** start DATASET EXTRACT **
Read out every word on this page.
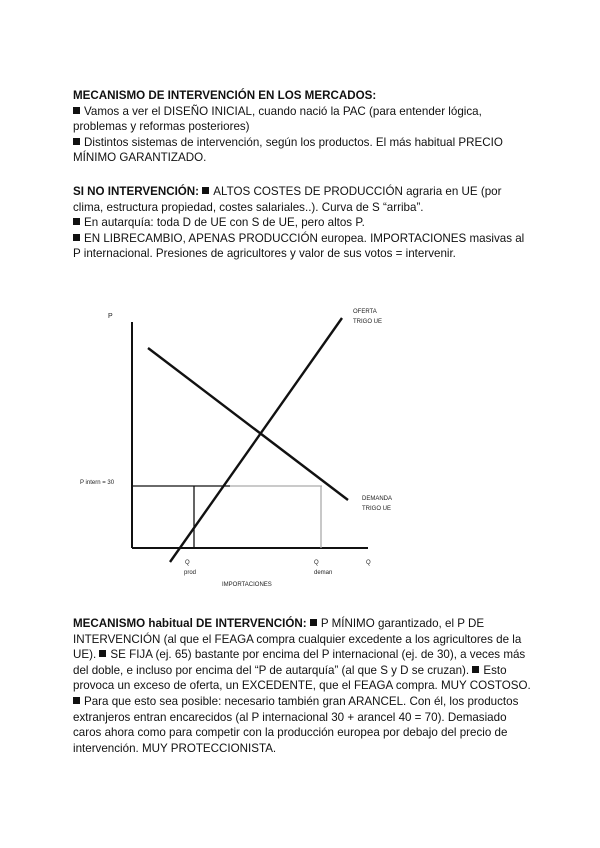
MECANISMO DE INTERVENCIÓN EN LOS MERCADOS:

Vamos a ver el DISEÑO INICIAL, cuando nació la PAC (para entender lógica, problemas y reformas posteriores)

Distintos sistemas de intervención, según los productos. El más habitual PRECIO MÍNIMO GARANTIZADO.

SI NO INTERVENCIÓN: ALTOS COSTES DE PRODUCCIÓN agraria en UE (por clima, estructura propiedad, costes salariales..). Curva de S “arriba”.

En autarquía: toda D de UE con S de UE, pero altos P.

EN LIBRECAMBIO, APENAS PRODUCCIÓN europea. IMPORTACIONES masivas al P internacional. Presiones de agricultores y valor de sus votos = intervenir.

P
OFERTA
TRIGO UE
DEMANDA
TRIGO UE
P intern = 30
Q
prod
Q
deman
Q
IMPORTACIONES

MECANISMO habitual DE INTERVENCIÓN: P MÍNIMO garantizado, el P DE INTERVENCIÓN (al que el FEAGA compra cualquier excedente a los agricultores de la UE). SE FIJA (ej. 65) bastante por encima del P internacional (ej. de 30), a veces más del doble, e incluso por encima del “P de autarquía” (al que S y D se cruzan). Esto provoca un exceso de oferta, un EXCEDENTE, que el FEAGA compra. MUY COSTOSO. Para que esto sea posible: necesario también gran ARANCEL. Con él, los productos extranjeros entran encarecidos (al P internacional 30 + arancel 40 = 70). Demasiado caros ahora como para competir con la producción europea por debajo del precio de intervención. MUY PROTECCIONISTA.
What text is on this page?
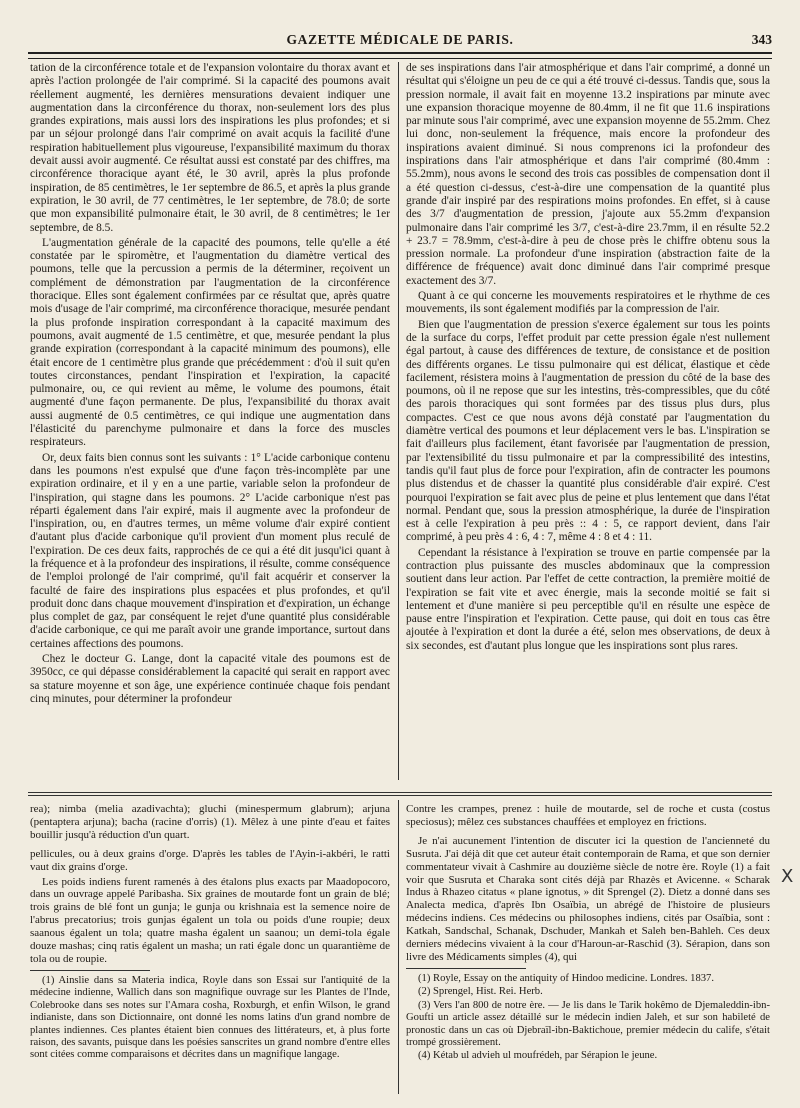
GAZETTE MÉDICALE DE PARIS.	343

tation de la circonférence totale et de l'expansion volontaire du thorax avant et après l'action prolongée de l'air comprimé. Si la capacité des poumons avait réellement augmenté, les dernières mensurations devaient indiquer une augmentation dans la circonférence du thorax, non-seulement lors des plus grandes expirations, mais aussi lors des inspirations les plus profondes; et si par un séjour prolongé dans l'air comprimé on avait acquis la facilité d'une respiration habituellement plus vigoureuse, l'expansibilité maximum du thorax devait aussi avoir augmenté. Ce résultat aussi est constaté par des chiffres, ma circonférence thoracique ayant été, le 30 avril, après la plus profonde inspiration, de 85 centimètres, le 1er septembre de 86.5, et après la plus grande expiration, le 30 avril, de 77 centimètres, le 1er septembre, de 78.0; de sorte que mon expansibilité pulmonaire était, le 30 avril, de 8 centimètres; le 1er septembre, de 8.5.

L'augmentation générale de la capacité des poumons, telle qu'elle a été constatée par le spiromètre, et l'augmentation du diamètre vertical des poumons, telle que la percussion a permis de la déterminer, reçoivent un complément de démonstration par l'augmentation de la circonférence thoracique. Elles sont également confirmées par ce résultat que, après quatre mois d'usage de l'air comprimé, ma circonférence thoracique, mesurée pendant la plus profonde inspiration correspondant à la capacité maximum des poumons, avait augmenté de 1.5 centimètre, et que, mesurée pendant la plus grande expiration (correspondant à la capacité minimum des poumons), elle était encore de 1 centimètre plus grande que précédemment : d'où il suit qu'en toutes circonstances, pendant l'inspiration et l'expiration, la capacité pulmonaire, ou, ce qui revient au même, le volume des poumons, était augmenté d'une façon permanente. De plus, l'expansibilité du thorax avait aussi augmenté de 0.5 centimètres, ce qui indique une augmentation dans l'élasticité du parenchyme pulmonaire et dans la force des muscles respirateurs.

Or, deux faits bien connus sont les suivants : 1° L'acide carbonique contenu dans les poumons n'est expulsé que d'une façon très-incomplète par une expiration ordinaire, et il y en a une partie, variable selon la profondeur de l'inspiration, qui stagne dans les poumons. 2° L'acide carbonique n'est pas réparti également dans l'air expiré, mais il augmente avec la profondeur de l'inspiration, ou, en d'autres termes, un même volume d'air expiré contient d'autant plus d'acide carbonique qu'il provient d'un moment plus reculé de l'expiration. De ces deux faits, rapprochés de ce qui a été dit jusqu'ici quant à la fréquence et à la profondeur des inspirations, il résulte, comme conséquence de l'emploi prolongé de l'air comprimé, qu'il fait acquérir et conserver la faculté de faire des inspirations plus espacées et plus profondes, et qu'il produit donc dans chaque mouvement d'inspiration et d'expiration, un échange plus complet de gaz, par conséquent le rejet d'une quantité plus considérable d'acide carbonique, ce qui me paraît avoir une grande importance, surtout dans certaines affections des poumons.

Chez le docteur G. Lange, dont la capacité vitale des poumons est de 3950cc, ce qui dépasse considérablement la capacité qui serait en rapport avec sa stature moyenne et son âge, une expérience continuée chaque fois pendant cinq minutes, pour déterminer la profondeur

de ses inspirations dans l'air atmosphérique et dans l'air comprimé, a donné un résultat qui s'éloigne un peu de ce qui a été trouvé ci-dessus. Tandis que, sous la pression normale, il avait fait en moyenne 13.2 inspirations par minute avec une expansion thoracique moyenne de 80.4mm, il ne fit que 11.6 inspirations par minute sous l'air comprimé, avec une expansion moyenne de 55.2mm. Chez lui donc, non-seulement la fréquence, mais encore la profondeur des inspirations avaient diminué. Si nous comprenons ici la profondeur des inspirations dans l'air atmosphérique et dans l'air comprimé (80.4mm : 55.2mm), nous avons le second des trois cas possibles de compensation dont il a été question ci-dessus, c'est-à-dire une compensation de la quantité plus grande d'air inspiré par des respirations moins profondes. En effet, si à cause des 3/7 d'augmentation de pression, j'ajoute aux 55.2mm d'expansion pulmonaire dans l'air comprimé les 3/7, c'est-à-dire 23.7mm, il en résulte 52.2 + 23.7 = 78.9mm, c'est-à-dire à peu de chose près le chiffre obtenu sous la pression normale. La profondeur d'une inspiration (abstraction faite de la différence de fréquence) avait donc diminué dans l'air comprimé presque exactement des 3/7.

Quant à ce qui concerne les mouvements respiratoires et le rhythme de ces mouvements, ils sont également modifiés par la compression de l'air.

Bien que l'augmentation de pression s'exerce également sur tous les points de la surface du corps, l'effet produit par cette pression égale n'est nullement égal partout, à cause des différences de texture, de consistance et de position des différents organes. Le tissu pulmonaire qui est délicat, élastique et cède facilement, résistera moins à l'augmentation de pression du côté de la base des poumons, où il ne repose que sur les intestins, très-compressibles, que du côté des parois thoraciques qui sont formées par des tissus plus durs, plus compactes. C'est ce que nous avons déjà constaté par l'augmentation du diamètre vertical des poumons et leur déplacement vers le bas. L'inspiration se fait d'ailleurs plus facilement, étant favorisée par l'augmentation de pression, par l'extensibilité du tissu pulmonaire et par la compressibilité des intestins, tandis qu'il faut plus de force pour l'expiration, afin de contracter les poumons plus distendus et de chasser la quantité plus considérable d'air expiré. C'est pourquoi l'expiration se fait avec plus de peine et plus lentement que dans l'état normal. Pendant que, sous la pression atmosphérique, la durée de l'inspiration est à celle l'expiration à peu près :: 4 : 5, ce rapport devient, dans l'air comprimé, à peu près 4 : 6, 4 : 7, même 4 : 8 et 4 : 11.

Cependant la résistance à l'expiration se trouve en partie compensée par la contraction plus puissante des muscles abdominaux que la compression soutient dans leur action. Par l'effet de cette contraction, la première moitié de l'expiration se fait vite et avec énergie, mais la seconde moitié se fait si lentement et d'une manière si peu perceptible qu'il en résulte une espèce de pause entre l'inspiration et l'expiration. Cette pause, qui doit en tous cas être ajoutée à l'expiration et dont la durée a été, selon mes observations, de deux à six secondes, est d'autant plus longue que les inspirations sont plus rares.

rea); nimba (melia azadivachta); gluchi (minespermum glabrum); arjuna (pentaptera arjuna); bacha (racine d'orris) (1). Mêlez à une pinte d'eau et faites bouillir jusqu'à réduction d'un quart.

pellicules, ou à deux grains d'orge. D'après les tables de l'Ayin-i-akbéri, le ratti vaut dix grains d'orge.

Les poids indiens furent ramenés à des étalons plus exacts par Maadopocoro, dans un ouvrage appelé Paribasha. Six graines de moutarde font un grain de blé; trois grains de blé font un gunja; le gunja ou krishnaia est la semence noire de l'abrus precatorius; trois gunjas égalent un tola ou poids d'une roupie; deux saanous égalent un tola; quatre masha égalent un saanou; un demi-tola égale douze mashas; cinq ratis égalent un masha; un rati égale donc un quarantième de tola ou de roupie.

(1) Ainslie dans sa Materia indica, Royle dans son Essai sur l'antiquité de la médecine indienne, Wallich dans son magnifique ouvrage sur les Plantes de l'Inde, Colebrooke dans ses notes sur l'Amara cosha, Roxburgh, et enfin Wilson, le grand indianiste, dans son Dictionnaire, ont donné les noms latins d'un grand nombre de plantes indiennes. Ces plantes étaient bien connues des littérateurs, et, à plus forte raison, des savants, puisque dans les poésies sanscrites un grand nombre d'entre elles sont citées comme comparaisons et décrites dans un magnifique langage.

Contre les crampes, prenez : huile de moutarde, sel de roche et custa (costus speciosus); mêlez ces substances chauffées et employez en frictions.

Je n'ai aucunement l'intention de discuter ici la question de l'ancienneté du Susruta. J'ai déjà dit que cet auteur était contemporain de Rama, et que son dernier commentateur vivait à Cashmire au douzième siècle de notre ère. Royle (1) a fait voir que Susruta et Charaka sont cités déjà par Rhazès et Avicenne. « Scharak Indus à Rhazeo citatus « plane ignotus, » dit Sprengel (2). Dietz a donné dans ses Analecta medica, d'après Ibn Osaïbia, un abrégé de l'histoire de plusieurs médecins indiens. Ces médecins ou philosophes indiens, cités par Osaïbia, sont : Katkah, Sandschal, Schanak, Dschuder, Mankah et Saleh ben-Bahleh. Ces deux derniers médecins vivaient à la cour d'Haroun-ar-Raschid (3). Sérapion, dans son livre des Médicaments simples (4), qui

(1) Royle, Essay on the antiquity of Hindoo medicine. Londres. 1837.

(2) Sprengel, Hist. Rei. Herb.

(3) Vers l'an 800 de notre ère. — Je lis dans le Tarik hokêmo de Djemaleddin-ibn-Goufti un article assez détaillé sur le médecin indien Jaleh, et sur son habileté de pronostic dans un cas où Djebraïl-ibn-Baktichoue, premier médecin du calife, s'était trompé grossièrement.

(4) Kétab ul advieh ul moufrédeh, par Sérapion le jeune.

X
** end DATASET EXTRACT **
» JOB
Scan the listing above. Collect all lines with the word "jusqu".

» EXPECTED ANSWER
Or, deux faits bien connus sont les suivants : 1° L'acide carbonique contenu dans les poumons n'est expulsé que d'une façon très-incomplète par une expiration ordinaire, et il y en a une partie, variable selon la profondeur de l'inspiration, qui stagne dans les poumons. 2° L'acide carbonique n'est pas réparti également dans l'air expiré, mais il augmente avec la profondeur de l'inspiration, ou, en d'autres termes, un même volume d'air expiré contient d'autant plus d'acide carbonique qu'il provient d'un moment plus reculé de l'expiration. De ces deux faits, rapprochés de ce qui a été dit jusqu'ici quant à la fréquence et à la profondeur des inspirations, il résulte, comme conséquence de l'emploi prolongé de l'air comprimé, qu'il fait acquérir et conserver la faculté de faire des inspirations plus espacées et plus profondes, et qu'il produit donc dans chaque mouvement d'inspiration et d'expiration, un échange plus complet de gaz, par conséquent le rejet d'une quantité plus considérable d'acide carbonique, ce qui me paraît avoir une grande importance, surtout dans certaines affections des poumons.
rea); nimba (melia azadivachta); gluchi (minespermum glabrum); arjuna (pentaptera arjuna); bacha (racine d'orris) (1). Mêlez à une pinte d'eau et faites bouillir jusqu'à réduction d'un quart.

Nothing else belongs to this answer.